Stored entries
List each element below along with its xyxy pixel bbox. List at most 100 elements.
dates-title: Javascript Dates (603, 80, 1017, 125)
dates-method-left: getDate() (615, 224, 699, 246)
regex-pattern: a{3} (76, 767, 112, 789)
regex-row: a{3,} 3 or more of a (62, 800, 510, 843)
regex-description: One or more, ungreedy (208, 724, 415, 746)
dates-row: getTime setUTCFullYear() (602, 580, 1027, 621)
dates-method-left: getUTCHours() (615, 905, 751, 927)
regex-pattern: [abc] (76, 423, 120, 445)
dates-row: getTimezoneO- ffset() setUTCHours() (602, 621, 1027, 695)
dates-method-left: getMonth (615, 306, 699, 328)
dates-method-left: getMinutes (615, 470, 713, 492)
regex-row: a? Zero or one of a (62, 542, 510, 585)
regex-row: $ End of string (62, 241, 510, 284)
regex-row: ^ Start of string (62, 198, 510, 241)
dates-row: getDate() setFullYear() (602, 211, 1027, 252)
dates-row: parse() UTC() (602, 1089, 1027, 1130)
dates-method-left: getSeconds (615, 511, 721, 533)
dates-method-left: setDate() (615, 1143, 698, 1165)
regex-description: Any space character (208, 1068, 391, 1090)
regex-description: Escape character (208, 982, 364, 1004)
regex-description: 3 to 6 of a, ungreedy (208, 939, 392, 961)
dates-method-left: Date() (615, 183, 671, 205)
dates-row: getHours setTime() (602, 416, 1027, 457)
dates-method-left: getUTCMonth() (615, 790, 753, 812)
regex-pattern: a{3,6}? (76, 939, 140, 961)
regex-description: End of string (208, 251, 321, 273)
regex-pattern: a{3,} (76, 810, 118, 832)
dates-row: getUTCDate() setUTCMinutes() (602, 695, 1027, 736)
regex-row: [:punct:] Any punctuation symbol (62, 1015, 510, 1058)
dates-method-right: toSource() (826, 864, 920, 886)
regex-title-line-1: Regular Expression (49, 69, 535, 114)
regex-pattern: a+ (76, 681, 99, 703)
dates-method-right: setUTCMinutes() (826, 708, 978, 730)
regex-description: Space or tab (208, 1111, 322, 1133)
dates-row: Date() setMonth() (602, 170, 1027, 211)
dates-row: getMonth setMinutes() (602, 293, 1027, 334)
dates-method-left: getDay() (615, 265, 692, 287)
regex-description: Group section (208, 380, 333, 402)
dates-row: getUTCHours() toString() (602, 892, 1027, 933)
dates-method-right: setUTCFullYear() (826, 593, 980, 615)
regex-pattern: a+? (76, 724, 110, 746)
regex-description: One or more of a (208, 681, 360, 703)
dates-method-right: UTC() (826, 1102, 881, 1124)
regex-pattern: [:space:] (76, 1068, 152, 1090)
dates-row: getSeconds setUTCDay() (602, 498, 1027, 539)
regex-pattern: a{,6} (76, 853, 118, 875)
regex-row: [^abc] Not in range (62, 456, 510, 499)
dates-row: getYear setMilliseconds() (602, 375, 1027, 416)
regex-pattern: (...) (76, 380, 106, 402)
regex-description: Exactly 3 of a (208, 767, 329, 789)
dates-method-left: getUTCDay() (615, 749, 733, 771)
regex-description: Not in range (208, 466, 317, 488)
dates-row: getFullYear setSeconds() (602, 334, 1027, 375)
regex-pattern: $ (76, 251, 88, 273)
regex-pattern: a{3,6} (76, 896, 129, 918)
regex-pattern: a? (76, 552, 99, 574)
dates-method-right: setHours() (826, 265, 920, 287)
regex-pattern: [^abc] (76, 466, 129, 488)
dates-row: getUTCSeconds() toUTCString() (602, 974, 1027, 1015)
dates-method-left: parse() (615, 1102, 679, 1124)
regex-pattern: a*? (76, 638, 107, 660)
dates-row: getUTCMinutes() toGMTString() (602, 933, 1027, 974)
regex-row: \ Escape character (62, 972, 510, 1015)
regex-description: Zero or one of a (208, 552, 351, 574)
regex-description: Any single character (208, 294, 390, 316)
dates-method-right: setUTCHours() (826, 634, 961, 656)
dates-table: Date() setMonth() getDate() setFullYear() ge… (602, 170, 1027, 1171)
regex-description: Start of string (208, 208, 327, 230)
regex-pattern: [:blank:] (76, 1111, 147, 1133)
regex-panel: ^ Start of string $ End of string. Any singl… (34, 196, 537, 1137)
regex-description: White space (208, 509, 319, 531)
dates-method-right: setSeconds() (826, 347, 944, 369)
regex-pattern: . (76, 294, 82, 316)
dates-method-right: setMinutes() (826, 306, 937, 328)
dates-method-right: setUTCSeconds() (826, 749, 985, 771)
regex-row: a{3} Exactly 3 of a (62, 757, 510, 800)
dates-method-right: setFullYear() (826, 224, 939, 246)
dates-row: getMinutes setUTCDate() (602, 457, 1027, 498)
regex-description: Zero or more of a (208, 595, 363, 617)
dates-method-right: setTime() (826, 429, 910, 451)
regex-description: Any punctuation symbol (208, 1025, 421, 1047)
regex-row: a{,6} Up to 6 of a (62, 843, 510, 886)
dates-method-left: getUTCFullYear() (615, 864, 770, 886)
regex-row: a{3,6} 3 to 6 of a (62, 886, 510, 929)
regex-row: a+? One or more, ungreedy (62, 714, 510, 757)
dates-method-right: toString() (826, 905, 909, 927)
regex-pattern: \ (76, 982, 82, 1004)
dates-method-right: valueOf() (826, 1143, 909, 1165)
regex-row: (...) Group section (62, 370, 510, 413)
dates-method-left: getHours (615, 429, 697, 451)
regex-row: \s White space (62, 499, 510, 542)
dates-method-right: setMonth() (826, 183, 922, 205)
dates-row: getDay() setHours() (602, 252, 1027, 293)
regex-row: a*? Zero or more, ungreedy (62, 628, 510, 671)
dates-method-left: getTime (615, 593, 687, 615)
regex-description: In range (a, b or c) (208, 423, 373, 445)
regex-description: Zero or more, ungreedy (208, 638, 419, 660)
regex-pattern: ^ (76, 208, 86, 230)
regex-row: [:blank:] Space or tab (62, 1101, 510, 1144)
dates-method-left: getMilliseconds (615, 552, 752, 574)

TASK TO CARRY OUT:
Print the material above again, line for line and unchanged, covering every entry from beginning to end.

THE OUTPUT:
List each element below along with its xyxy pixel bbox. List at most 100 elements.
dates-title: Javascript Dates (603, 80, 1017, 125)
dates-method-left: getDate() (615, 224, 699, 246)
regex-pattern: a{3} (76, 767, 112, 789)
regex-row: a{3,} 3 or more of a (62, 800, 510, 843)
regex-description: One or more, ungreedy (208, 724, 415, 746)
dates-row: getTime setUTCFullYear() (602, 580, 1027, 621)
dates-method-left: getUTCHours() (615, 905, 751, 927)
regex-pattern: [abc] (76, 423, 120, 445)
dates-row: getTimezoneO- ffset() setUTCHours() (602, 621, 1027, 695)
dates-method-left: getMonth (615, 306, 699, 328)
dates-method-left: getMinutes (615, 470, 713, 492)
regex-row: a? Zero or one of a (62, 542, 510, 585)
regex-row: $ End of string (62, 241, 510, 284)
regex-row: ^ Start of string (62, 198, 510, 241)
dates-row: getDate() setFullYear() (602, 211, 1027, 252)
dates-row: parse() UTC() (602, 1089, 1027, 1130)
dates-method-left: getSeconds (615, 511, 721, 533)
dates-method-left: setDate() (615, 1143, 698, 1165)
regex-description: Any space character (208, 1068, 391, 1090)
regex-description: Escape character (208, 982, 364, 1004)
regex-description: 3 to 6 of a, ungreedy (208, 939, 392, 961)
dates-method-left: Date() (615, 183, 671, 205)
dates-row: getHours setTime() (602, 416, 1027, 457)
dates-method-left: getUTCMonth() (615, 790, 753, 812)
regex-pattern: a{3,6}? (76, 939, 140, 961)
regex-description: End of string (208, 251, 321, 273)
regex-pattern: a{3,} (76, 810, 118, 832)
dates-row: getUTCDate() setUTCMinutes() (602, 695, 1027, 736)
regex-row: [:punct:] Any punctuation symbol (62, 1015, 510, 1058)
dates-method-right: toSource() (826, 864, 920, 886)
regex-title-line-1: Regular Expression (49, 69, 535, 114)
regex-pattern: a+ (76, 681, 99, 703)
dates-method-right: setUTCMinutes() (826, 708, 978, 730)
regex-description: Space or tab (208, 1111, 322, 1133)
dates-row: Date() setMonth() (602, 170, 1027, 211)
dates-row: getMonth setMinutes() (602, 293, 1027, 334)
dates-method-left: getDay() (615, 265, 692, 287)
regex-description: Group section (208, 380, 333, 402)
dates-row: getUTCHours() toString() (602, 892, 1027, 933)
dates-method-right: setUTCFullYear() (826, 593, 980, 615)
regex-pattern: a+? (76, 724, 110, 746)
regex-description: One or more of a (208, 681, 360, 703)
dates-method-right: UTC() (826, 1102, 881, 1124)
regex-pattern: [:space:] (76, 1068, 152, 1090)
dates-row: getSeconds setUTCDay() (602, 498, 1027, 539)
regex-pattern: a{,6} (76, 853, 118, 875)
regex-row: [^abc] Not in range (62, 456, 510, 499)
dates-row: getYear setMilliseconds() (602, 375, 1027, 416)
regex-pattern: (...) (76, 380, 106, 402)
regex-description: Exactly 3 of a (208, 767, 329, 789)
dates-method-left: getUTCDay() (615, 749, 733, 771)
regex-description: Not in range (208, 466, 317, 488)
dates-row: getFullYear setSeconds() (602, 334, 1027, 375)
regex-pattern: $ (76, 251, 88, 273)
regex-pattern: a{3,6} (76, 896, 129, 918)
regex-pattern: a? (76, 552, 99, 574)
dates-method-right: setHours() (826, 265, 920, 287)
regex-pattern: [^abc] (76, 466, 129, 488)
dates-row: getUTCSeconds() toUTCString() (602, 974, 1027, 1015)
dates-method-left: parse() (615, 1102, 679, 1124)
regex-pattern: a*? (76, 638, 107, 660)
dates-row: getUTCMinutes() toGMTString() (602, 933, 1027, 974)
regex-row: \ Escape character (62, 972, 510, 1015)
regex-description: Zero or one of a (208, 552, 351, 574)
regex-description: Any single character (208, 294, 390, 316)
dates-method-right: setUTCHours() (826, 634, 961, 656)
dates-table: Date() setMonth() getDate() setFullYear() ge… (602, 170, 1027, 1171)
regex-description: Start of string (208, 208, 327, 230)
regex-pattern: [:blank:] (76, 1111, 147, 1133)
regex-panel: ^ Start of string $ End of string. Any singl… (34, 196, 537, 1137)
regex-description: White space (208, 509, 319, 531)
dates-method-right: setSeconds() (826, 347, 944, 369)
regex-pattern: . (76, 294, 82, 316)
dates-method-right: setMinutes() (826, 306, 937, 328)
dates-method-right: setUTCSeconds() (826, 749, 985, 771)
regex-row: a{3} Exactly 3 of a (62, 757, 510, 800)
dates-method-right: setFullYear() (826, 224, 939, 246)
dates-row: getMinutes setUTCDate() (602, 457, 1027, 498)
regex-description: Zero or more of a (208, 595, 363, 617)
dates-method-right: setTime() (826, 429, 910, 451)
regex-description: Any punctuation symbol (208, 1025, 421, 1047)
regex-row: a{,6} Up to 6 of a (62, 843, 510, 886)
dates-method-left: getUTCFullYear() (615, 864, 770, 886)
regex-row: a{3,6} 3 to 6 of a (62, 886, 510, 929)
regex-row: a+? One or more, ungreedy (62, 714, 510, 757)
dates-method-right: toString() (826, 905, 909, 927)
regex-pattern: \ (76, 982, 82, 1004)
dates-method-right: valueOf() (826, 1143, 909, 1165)
regex-row: (...) Group section (62, 370, 510, 413)
dates-method-left: getHours (615, 429, 697, 451)
regex-row: \s White space (62, 499, 510, 542)
dates-method-right: setMonth() (826, 183, 922, 205)
dates-row: getDay() setHours() (602, 252, 1027, 293)
regex-row: a*? Zero or more, ungreedy (62, 628, 510, 671)
dates-method-left: getTime (615, 593, 687, 615)
regex-description: In range (a, b or c) (208, 423, 373, 445)
regex-description: Zero or more, ungreedy (208, 638, 419, 660)
regex-pattern: ^ (76, 208, 86, 230)
regex-row: [:blank:] Space or tab (62, 1101, 510, 1144)
dates-method-left: getMilliseconds (615, 552, 752, 574)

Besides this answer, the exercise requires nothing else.